(Stored items from a collection)
━━━━━━━━━━━━━━━━

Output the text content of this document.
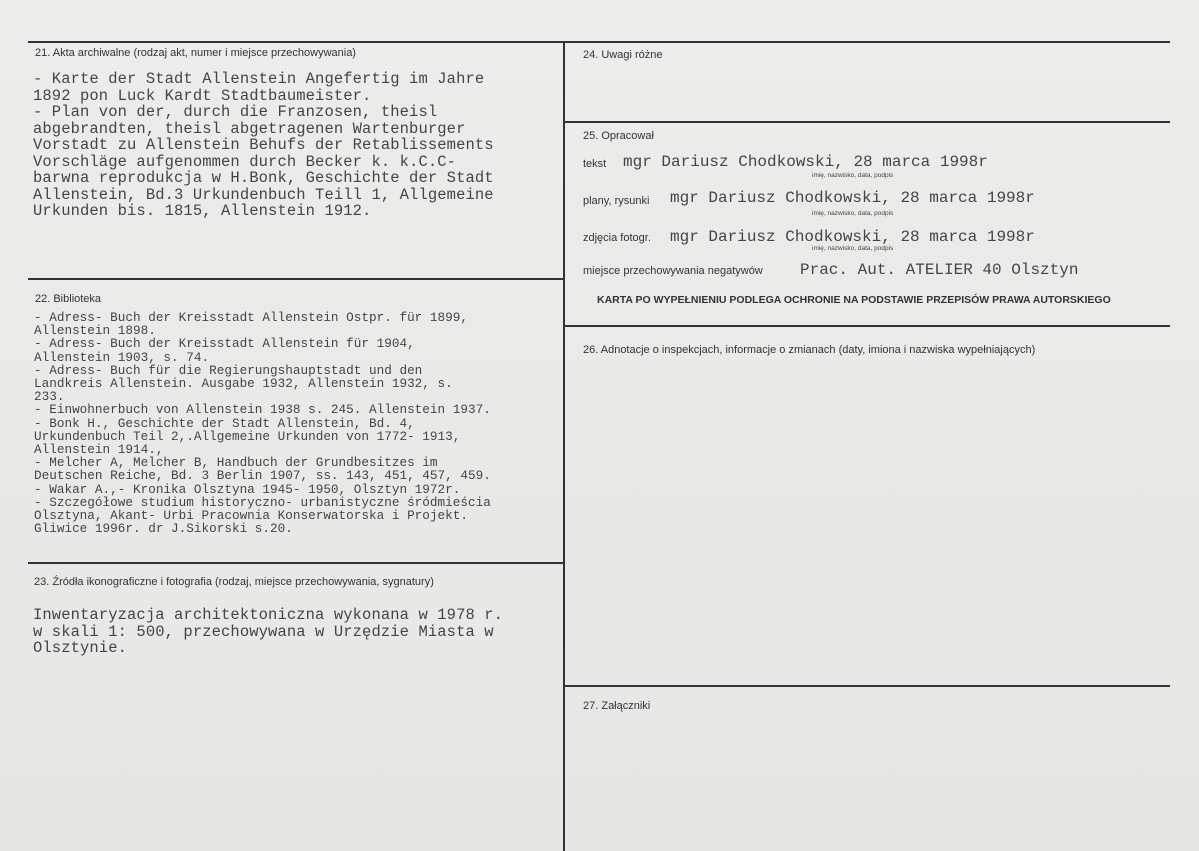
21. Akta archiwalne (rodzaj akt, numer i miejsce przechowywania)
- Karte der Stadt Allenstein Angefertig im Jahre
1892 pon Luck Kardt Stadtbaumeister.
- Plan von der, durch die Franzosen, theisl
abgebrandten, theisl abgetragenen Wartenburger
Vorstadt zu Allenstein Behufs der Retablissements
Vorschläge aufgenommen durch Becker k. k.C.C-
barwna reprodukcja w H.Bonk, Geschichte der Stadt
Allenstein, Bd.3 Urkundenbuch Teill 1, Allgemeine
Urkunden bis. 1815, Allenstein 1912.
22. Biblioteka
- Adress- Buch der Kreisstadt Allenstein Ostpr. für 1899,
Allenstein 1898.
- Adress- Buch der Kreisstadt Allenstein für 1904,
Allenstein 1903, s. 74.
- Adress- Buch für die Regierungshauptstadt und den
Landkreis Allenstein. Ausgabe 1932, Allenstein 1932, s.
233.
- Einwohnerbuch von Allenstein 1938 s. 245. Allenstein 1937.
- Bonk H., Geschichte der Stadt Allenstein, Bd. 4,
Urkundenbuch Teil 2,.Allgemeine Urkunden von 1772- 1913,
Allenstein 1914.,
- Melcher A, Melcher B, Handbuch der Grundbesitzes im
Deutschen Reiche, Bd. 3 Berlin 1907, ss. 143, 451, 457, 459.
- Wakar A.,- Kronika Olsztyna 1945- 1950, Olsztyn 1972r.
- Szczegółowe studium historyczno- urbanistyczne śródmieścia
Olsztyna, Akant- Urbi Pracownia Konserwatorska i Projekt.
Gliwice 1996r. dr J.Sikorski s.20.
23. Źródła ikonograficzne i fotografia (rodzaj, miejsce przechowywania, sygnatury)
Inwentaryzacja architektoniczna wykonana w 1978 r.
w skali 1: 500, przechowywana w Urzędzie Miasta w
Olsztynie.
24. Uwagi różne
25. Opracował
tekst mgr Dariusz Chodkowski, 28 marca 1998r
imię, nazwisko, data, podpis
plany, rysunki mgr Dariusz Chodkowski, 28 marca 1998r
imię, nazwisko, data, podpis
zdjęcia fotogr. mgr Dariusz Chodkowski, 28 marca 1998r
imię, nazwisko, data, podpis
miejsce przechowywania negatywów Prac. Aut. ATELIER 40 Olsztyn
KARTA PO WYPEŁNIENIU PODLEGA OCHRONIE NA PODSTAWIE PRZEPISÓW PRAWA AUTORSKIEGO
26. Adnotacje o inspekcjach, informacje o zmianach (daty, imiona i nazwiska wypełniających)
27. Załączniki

━━━━━━━━━━━━━━━━

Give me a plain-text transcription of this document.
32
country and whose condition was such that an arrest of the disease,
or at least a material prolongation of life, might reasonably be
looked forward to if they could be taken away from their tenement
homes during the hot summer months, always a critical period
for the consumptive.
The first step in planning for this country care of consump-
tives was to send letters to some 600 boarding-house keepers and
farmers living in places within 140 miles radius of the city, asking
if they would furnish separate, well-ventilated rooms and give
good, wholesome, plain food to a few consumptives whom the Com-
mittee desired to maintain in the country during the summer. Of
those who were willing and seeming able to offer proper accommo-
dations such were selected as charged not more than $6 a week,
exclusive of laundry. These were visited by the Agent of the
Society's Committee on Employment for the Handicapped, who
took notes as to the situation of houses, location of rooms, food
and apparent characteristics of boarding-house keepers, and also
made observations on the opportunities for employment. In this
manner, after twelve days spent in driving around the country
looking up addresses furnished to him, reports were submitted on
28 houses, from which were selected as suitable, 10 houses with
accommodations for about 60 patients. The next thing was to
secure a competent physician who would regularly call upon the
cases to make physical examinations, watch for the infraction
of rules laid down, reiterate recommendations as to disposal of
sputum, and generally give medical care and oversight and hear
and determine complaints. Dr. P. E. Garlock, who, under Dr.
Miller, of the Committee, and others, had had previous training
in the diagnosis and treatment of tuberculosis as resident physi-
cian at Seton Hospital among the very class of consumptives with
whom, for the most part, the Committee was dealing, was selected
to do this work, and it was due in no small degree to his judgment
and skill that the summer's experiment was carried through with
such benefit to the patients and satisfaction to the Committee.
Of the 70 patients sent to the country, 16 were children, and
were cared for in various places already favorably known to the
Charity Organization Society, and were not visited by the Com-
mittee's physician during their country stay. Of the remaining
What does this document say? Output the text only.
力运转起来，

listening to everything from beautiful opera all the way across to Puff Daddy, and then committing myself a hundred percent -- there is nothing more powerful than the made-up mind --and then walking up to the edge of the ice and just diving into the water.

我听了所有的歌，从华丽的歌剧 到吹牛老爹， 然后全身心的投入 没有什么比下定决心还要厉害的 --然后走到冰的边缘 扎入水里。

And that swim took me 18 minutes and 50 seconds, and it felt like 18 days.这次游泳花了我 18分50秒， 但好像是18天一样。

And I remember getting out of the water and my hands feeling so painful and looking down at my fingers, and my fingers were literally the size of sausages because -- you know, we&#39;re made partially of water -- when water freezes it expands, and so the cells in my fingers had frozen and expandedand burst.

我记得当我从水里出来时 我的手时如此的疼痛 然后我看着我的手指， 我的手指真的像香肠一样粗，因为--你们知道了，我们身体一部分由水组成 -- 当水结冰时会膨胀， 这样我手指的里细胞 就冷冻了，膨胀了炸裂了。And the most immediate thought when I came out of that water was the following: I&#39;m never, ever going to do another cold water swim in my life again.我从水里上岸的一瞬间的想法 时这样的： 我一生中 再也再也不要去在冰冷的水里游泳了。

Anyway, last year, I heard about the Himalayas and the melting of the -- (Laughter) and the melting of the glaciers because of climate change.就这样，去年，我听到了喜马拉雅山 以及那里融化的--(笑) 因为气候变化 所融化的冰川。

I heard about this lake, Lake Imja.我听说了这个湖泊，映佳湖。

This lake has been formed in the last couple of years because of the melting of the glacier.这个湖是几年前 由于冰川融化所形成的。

━━━━━━━━━━━━━━━━

#### Instructions to follow
Please give only the number of lines above that contain "Allenstein".

#### Output for this exercise
12